WHAT THE TASK ASKS — Pull every line that holds the word "ffffff" from the entries.

THE RECORDS —
======

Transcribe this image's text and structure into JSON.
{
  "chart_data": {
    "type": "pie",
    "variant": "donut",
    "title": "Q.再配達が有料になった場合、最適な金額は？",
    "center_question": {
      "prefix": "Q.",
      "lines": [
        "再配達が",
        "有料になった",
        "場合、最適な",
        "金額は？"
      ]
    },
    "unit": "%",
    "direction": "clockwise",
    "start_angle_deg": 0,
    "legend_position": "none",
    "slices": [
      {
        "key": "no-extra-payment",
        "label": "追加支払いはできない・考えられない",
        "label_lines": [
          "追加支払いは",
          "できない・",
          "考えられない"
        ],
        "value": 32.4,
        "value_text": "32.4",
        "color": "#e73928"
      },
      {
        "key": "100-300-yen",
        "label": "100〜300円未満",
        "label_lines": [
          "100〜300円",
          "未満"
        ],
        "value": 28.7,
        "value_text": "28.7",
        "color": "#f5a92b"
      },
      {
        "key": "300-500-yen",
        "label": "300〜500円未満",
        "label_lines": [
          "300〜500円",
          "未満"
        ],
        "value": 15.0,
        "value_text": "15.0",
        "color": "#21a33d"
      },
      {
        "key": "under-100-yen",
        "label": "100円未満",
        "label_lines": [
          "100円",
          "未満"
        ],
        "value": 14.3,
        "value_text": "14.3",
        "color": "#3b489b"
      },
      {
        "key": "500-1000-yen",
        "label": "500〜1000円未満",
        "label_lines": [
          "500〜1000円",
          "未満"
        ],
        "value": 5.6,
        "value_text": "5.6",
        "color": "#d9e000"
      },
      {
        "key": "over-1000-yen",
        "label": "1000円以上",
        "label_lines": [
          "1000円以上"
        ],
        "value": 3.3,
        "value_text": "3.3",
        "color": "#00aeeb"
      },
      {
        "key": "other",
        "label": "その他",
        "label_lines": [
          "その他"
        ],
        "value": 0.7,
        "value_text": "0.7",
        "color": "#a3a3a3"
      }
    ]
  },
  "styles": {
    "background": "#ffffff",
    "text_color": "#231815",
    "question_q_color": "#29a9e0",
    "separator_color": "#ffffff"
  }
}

======

RESULT OF THIS EXERCISE —
    "background": "#ffffff",
    "separator_color": "#ffffff"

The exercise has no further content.